[start]

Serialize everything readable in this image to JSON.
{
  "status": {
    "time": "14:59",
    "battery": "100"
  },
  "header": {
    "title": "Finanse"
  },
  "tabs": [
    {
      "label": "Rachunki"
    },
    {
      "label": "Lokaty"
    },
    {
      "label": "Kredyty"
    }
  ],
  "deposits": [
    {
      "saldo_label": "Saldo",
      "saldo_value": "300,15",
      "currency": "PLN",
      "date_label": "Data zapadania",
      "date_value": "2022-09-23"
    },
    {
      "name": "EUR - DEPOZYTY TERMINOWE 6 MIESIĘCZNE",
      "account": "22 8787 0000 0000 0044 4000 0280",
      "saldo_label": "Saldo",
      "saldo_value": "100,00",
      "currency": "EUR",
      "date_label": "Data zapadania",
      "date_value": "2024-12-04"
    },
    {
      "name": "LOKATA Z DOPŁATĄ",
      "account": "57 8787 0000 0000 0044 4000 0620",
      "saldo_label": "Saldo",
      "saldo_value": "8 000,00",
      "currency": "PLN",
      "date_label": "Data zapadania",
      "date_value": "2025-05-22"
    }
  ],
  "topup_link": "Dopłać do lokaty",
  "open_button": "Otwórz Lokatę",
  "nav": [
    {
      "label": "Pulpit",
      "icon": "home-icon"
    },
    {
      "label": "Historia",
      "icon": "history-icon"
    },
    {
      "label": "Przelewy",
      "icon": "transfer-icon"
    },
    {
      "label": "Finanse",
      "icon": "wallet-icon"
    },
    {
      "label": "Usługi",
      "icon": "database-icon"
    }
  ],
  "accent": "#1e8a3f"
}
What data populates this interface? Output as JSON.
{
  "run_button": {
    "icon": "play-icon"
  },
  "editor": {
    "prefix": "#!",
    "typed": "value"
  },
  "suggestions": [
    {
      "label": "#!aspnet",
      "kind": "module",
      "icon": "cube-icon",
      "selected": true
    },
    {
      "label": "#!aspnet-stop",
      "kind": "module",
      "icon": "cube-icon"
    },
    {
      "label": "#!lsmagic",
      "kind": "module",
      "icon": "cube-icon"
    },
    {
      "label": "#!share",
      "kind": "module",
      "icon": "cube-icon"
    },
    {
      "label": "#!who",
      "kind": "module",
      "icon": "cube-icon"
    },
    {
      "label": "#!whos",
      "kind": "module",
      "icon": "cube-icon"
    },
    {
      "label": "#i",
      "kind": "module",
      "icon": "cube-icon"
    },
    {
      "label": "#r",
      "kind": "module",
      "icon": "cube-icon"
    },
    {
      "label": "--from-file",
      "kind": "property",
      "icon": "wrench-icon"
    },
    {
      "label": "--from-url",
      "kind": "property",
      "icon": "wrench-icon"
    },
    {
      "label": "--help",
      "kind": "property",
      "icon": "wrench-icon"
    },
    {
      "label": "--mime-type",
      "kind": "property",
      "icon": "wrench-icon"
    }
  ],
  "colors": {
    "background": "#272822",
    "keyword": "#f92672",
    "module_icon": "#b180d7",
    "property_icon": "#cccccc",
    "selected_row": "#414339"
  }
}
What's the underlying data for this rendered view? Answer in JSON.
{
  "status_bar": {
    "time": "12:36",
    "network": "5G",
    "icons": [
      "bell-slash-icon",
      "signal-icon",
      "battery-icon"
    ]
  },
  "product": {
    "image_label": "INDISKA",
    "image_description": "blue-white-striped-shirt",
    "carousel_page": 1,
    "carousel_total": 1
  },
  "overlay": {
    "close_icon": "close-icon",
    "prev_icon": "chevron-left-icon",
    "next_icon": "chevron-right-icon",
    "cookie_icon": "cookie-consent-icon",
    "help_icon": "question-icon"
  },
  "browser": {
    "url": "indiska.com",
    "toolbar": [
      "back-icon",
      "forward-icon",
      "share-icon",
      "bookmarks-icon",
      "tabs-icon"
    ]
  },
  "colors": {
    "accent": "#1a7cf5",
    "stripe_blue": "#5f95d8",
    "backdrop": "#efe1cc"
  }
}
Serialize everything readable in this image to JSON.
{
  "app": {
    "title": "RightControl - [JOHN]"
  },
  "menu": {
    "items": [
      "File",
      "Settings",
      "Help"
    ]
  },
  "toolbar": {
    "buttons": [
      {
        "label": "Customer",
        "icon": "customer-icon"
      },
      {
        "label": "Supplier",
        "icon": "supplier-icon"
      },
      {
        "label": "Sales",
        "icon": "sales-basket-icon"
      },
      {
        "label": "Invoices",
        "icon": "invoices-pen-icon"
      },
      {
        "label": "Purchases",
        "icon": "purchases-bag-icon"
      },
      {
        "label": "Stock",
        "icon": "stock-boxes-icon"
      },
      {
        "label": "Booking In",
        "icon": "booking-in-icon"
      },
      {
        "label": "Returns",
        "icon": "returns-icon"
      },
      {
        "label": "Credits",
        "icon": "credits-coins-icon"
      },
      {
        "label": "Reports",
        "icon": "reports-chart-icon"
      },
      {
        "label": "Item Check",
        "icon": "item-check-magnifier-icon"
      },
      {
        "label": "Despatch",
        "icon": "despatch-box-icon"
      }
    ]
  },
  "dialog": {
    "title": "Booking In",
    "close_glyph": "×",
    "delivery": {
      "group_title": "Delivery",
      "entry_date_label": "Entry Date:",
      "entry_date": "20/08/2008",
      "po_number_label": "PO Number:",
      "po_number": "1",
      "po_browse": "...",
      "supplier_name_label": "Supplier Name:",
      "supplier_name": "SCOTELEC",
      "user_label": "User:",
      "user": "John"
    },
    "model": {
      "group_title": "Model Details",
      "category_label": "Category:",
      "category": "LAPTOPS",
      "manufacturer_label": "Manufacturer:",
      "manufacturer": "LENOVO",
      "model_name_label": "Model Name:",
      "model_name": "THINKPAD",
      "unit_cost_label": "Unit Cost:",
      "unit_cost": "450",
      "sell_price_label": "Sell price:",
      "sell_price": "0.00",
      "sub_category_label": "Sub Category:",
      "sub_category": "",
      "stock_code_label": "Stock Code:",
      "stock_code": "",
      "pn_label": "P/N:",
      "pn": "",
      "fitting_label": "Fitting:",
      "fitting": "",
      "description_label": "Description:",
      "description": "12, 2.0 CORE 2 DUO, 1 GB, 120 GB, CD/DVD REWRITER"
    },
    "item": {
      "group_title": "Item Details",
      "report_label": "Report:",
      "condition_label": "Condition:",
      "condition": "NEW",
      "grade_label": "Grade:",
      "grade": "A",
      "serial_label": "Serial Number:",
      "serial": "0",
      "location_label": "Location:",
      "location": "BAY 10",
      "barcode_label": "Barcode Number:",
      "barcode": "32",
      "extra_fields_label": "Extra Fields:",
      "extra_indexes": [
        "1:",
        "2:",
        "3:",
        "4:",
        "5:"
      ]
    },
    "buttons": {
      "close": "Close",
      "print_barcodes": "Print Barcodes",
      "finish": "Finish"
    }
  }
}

[end]

● EXERCISE REQUIREMENTS:
Reproduce the records word for word.

● FULL ANSWER:
Serialize everything readable in this image to JSON.
{
  "status": {
    "time": "14:59",
    "battery": "100"
  },
  "header": {
    "title": "Finanse"
  },
  "tabs": [
    {
      "label": "Rachunki"
    },
    {
      "label": "Lokaty"
    },
    {
      "label": "Kredyty"
    }
  ],
  "deposits": [
    {
      "saldo_label": "Saldo",
      "saldo_value": "300,15",
      "currency": "PLN",
      "date_label": "Data zapadania",
      "date_value": "2022-09-23"
    },
    {
      "name": "EUR - DEPOZYTY TERMINOWE 6 MIESIĘCZNE",
      "account": "22 8787 0000 0000 0044 4000 0280",
      "saldo_label": "Saldo",
      "saldo_value": "100,00",
      "currency": "EUR",
      "date_label": "Data zapadania",
      "date_value": "2024-12-04"
    },
    {
      "name": "LOKATA Z DOPŁATĄ",
      "account": "57 8787 0000 0000 0044 4000 0620",
      "saldo_label": "Saldo",
      "saldo_value": "8 000,00",
      "currency": "PLN",
      "date_label": "Data zapadania",
      "date_value": "2025-05-22"
    }
  ],
  "topup_link": "Dopłać do lokaty",
  "open_button": "Otwórz Lokatę",
  "nav": [
    {
      "label": "Pulpit",
      "icon": "home-icon"
    },
    {
      "label": "Historia",
      "icon": "history-icon"
    },
    {
      "label": "Przelewy",
      "icon": "transfer-icon"
    },
    {
      "label": "Finanse",
      "icon": "wallet-icon"
    },
    {
      "label": "Usługi",
      "icon": "database-icon"
    }
  ],
  "accent": "#1e8a3f"
}
What data populates this interface? Output as JSON.
{
  "run_button": {
    "icon": "play-icon"
  },
  "editor": {
    "prefix": "#!",
    "typed": "value"
  },
  "suggestions": [
    {
      "label": "#!aspnet",
      "kind": "module",
      "icon": "cube-icon",
      "selected": true
    },
    {
      "label": "#!aspnet-stop",
      "kind": "module",
      "icon": "cube-icon"
    },
    {
      "label": "#!lsmagic",
      "kind": "module",
      "icon": "cube-icon"
    },
    {
      "label": "#!share",
      "kind": "module",
      "icon": "cube-icon"
    },
    {
      "label": "#!who",
      "kind": "module",
      "icon": "cube-icon"
    },
    {
      "label": "#!whos",
      "kind": "module",
      "icon": "cube-icon"
    },
    {
      "label": "#i",
      "kind": "module",
      "icon": "cube-icon"
    },
    {
      "label": "#r",
      "kind": "module",
      "icon": "cube-icon"
    },
    {
      "label": "--from-file",
      "kind": "property",
      "icon": "wrench-icon"
    },
    {
      "label": "--from-url",
      "kind": "property",
      "icon": "wrench-icon"
    },
    {
      "label": "--help",
      "kind": "property",
      "icon": "wrench-icon"
    },
    {
      "label": "--mime-type",
      "kind": "property",
      "icon": "wrench-icon"
    }
  ],
  "colors": {
    "background": "#272822",
    "keyword": "#f92672",
    "module_icon": "#b180d7",
    "property_icon": "#cccccc",
    "selected_row": "#414339"
  }
}
What's the underlying data for this rendered view? Answer in JSON.
{
  "status_bar": {
    "time": "12:36",
    "network": "5G",
    "icons": [
      "bell-slash-icon",
      "signal-icon",
      "battery-icon"
    ]
  },
  "product": {
    "image_label": "INDISKA",
    "image_description": "blue-white-striped-shirt",
    "carousel_page": 1,
    "carousel_total": 1
  },
  "overlay": {
    "close_icon": "close-icon",
    "prev_icon": "chevron-left-icon",
    "next_icon": "chevron-right-icon",
    "cookie_icon": "cookie-consent-icon",
    "help_icon": "question-icon"
  },
  "browser": {
    "url": "indiska.com",
    "toolbar": [
      "back-icon",
      "forward-icon",
      "share-icon",
      "bookmarks-icon",
      "tabs-icon"
    ]
  },
  "colors": {
    "accent": "#1a7cf5",
    "stripe_blue": "#5f95d8",
    "backdrop": "#efe1cc"
  }
}
Serialize everything readable in this image to JSON.
{
  "app": {
    "title": "RightControl - [JOHN]"
  },
  "menu": {
    "items": [
      "File",
      "Settings",
      "Help"
    ]
  },
  "toolbar": {
    "buttons": [
      {
        "label": "Customer",
        "icon": "customer-icon"
      },
      {
        "label": "Supplier",
        "icon": "supplier-icon"
      },
      {
        "label": "Sales",
        "icon": "sales-basket-icon"
      },
      {
        "label": "Invoices",
        "icon": "invoices-pen-icon"
      },
      {
        "label": "Purchases",
        "icon": "purchases-bag-icon"
      },
      {
        "label": "Stock",
        "icon": "stock-boxes-icon"
      },
      {
        "label": "Booking In",
        "icon": "booking-in-icon"
      },
      {
        "label": "Returns",
        "icon": "returns-icon"
      },
      {
        "label": "Credits",
        "icon": "credits-coins-icon"
      },
      {
        "label": "Reports",
        "icon": "reports-chart-icon"
      },
      {
        "label": "Item Check",
        "icon": "item-check-magnifier-icon"
      },
      {
        "label": "Despatch",
        "icon": "despatch-box-icon"
      }
    ]
  },
  "dialog": {
    "title": "Booking In",
    "close_glyph": "×",
    "delivery": {
      "group_title": "Delivery",
      "entry_date_label": "Entry Date:",
      "entry_date": "20/08/2008",
      "po_number_label": "PO Number:",
      "po_number": "1",
      "po_browse": "...",
      "supplier_name_label": "Supplier Name:",
      "supplier_name": "SCOTELEC",
      "user_label": "User:",
      "user": "John"
    },
    "model": {
      "group_title": "Model Details",
      "category_label": "Category:",
      "category": "LAPTOPS",
      "manufacturer_label": "Manufacturer:",
      "manufacturer": "LENOVO",
      "model_name_label": "Model Name:",
      "model_name": "THINKPAD",
      "unit_cost_label": "Unit Cost:",
      "unit_cost": "450",
      "sell_price_label": "Sell price:",
      "sell_price": "0.00",
      "sub_category_label": "Sub Category:",
      "sub_category": "",
      "stock_code_label": "Stock Code:",
      "stock_code": "",
      "pn_label": "P/N:",
      "pn": "",
      "fitting_label": "Fitting:",
      "fitting": "",
      "description_label": "Description:",
      "description": "12, 2.0 CORE 2 DUO, 1 GB, 120 GB, CD/DVD REWRITER"
    },
    "item": {
      "group_title": "Item Details",
      "report_label": "Report:",
      "condition_label": "Condition:",
      "condition": "NEW",
      "grade_label": "Grade:",
      "grade": "A",
      "serial_label": "Serial Number:",
      "serial": "0",
      "location_label": "Location:",
      "location": "BAY 10",
      "barcode_label": "Barcode Number:",
      "barcode": "32",
      "extra_fields_label": "Extra Fields:",
      "extra_indexes": [
        "1:",
        "2:",
        "3:",
        "4:",
        "5:"
      ]
    },
    "buttons": {
      "close": "Close",
      "print_barcodes": "Print Barcodes",
      "finish": "Finish"
    }
  }
}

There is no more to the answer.